→ **What is needed**
Copy every line, leaving nothing out and adding nothing.

○ ○ ○ ○ ○

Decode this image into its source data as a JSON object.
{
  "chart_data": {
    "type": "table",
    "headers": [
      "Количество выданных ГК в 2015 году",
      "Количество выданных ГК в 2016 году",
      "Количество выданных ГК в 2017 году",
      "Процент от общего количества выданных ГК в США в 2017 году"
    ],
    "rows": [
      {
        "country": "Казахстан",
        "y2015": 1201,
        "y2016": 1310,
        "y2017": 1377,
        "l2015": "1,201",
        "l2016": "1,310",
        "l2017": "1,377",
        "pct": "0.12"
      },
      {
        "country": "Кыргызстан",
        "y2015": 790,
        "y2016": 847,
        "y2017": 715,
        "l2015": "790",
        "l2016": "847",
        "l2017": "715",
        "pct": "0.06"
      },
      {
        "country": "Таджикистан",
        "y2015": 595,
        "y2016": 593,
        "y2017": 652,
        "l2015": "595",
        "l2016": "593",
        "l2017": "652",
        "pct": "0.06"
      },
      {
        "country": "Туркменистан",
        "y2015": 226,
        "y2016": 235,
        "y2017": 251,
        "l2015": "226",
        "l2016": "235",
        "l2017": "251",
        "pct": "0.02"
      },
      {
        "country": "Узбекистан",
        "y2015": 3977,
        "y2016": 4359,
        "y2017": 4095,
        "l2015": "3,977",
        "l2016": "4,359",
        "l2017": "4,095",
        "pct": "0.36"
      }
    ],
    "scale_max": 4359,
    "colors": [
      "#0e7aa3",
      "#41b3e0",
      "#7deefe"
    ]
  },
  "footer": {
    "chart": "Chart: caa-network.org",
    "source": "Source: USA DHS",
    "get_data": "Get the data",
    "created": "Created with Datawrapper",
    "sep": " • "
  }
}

○ ○ ○ ○ ○

→ **In response**
Decode this image into its source data as a JSON object.
{
  "chart_data": {
    "type": "table",
    "headers": [
      "Количество выданных ГК в 2015 году",
      "Количество выданных ГК в 2016 году",
      "Количество выданных ГК в 2017 году",
      "Процент от общего количества выданных ГК в США в 2017 году"
    ],
    "rows": [
      {
        "country": "Казахстан",
        "y2015": 1201,
        "y2016": 1310,
        "y2017": 1377,
        "l2015": "1,201",
        "l2016": "1,310",
        "l2017": "1,377",
        "pct": "0.12"
      },
      {
        "country": "Кыргызстан",
        "y2015": 790,
        "y2016": 847,
        "y2017": 715,
        "l2015": "790",
        "l2016": "847",
        "l2017": "715",
        "pct": "0.06"
      },
      {
        "country": "Таджикистан",
        "y2015": 595,
        "y2016": 593,
        "y2017": 652,
        "l2015": "595",
        "l2016": "593",
        "l2017": "652",
        "pct": "0.06"
      },
      {
        "country": "Туркменистан",
        "y2015": 226,
        "y2016": 235,
        "y2017": 251,
        "l2015": "226",
        "l2016": "235",
        "l2017": "251",
        "pct": "0.02"
      },
      {
        "country": "Узбекистан",
        "y2015": 3977,
        "y2016": 4359,
        "y2017": 4095,
        "l2015": "3,977",
        "l2016": "4,359",
        "l2017": "4,095",
        "pct": "0.36"
      }
    ],
    "scale_max": 4359,
    "colors": [
      "#0e7aa3",
      "#41b3e0",
      "#7deefe"
    ]
  },
  "footer": {
    "chart": "Chart: caa-network.org",
    "source": "Source: USA DHS",
    "get_data": "Get the data",
    "created": "Created with Datawrapper",
    "sep": " • "
  }
}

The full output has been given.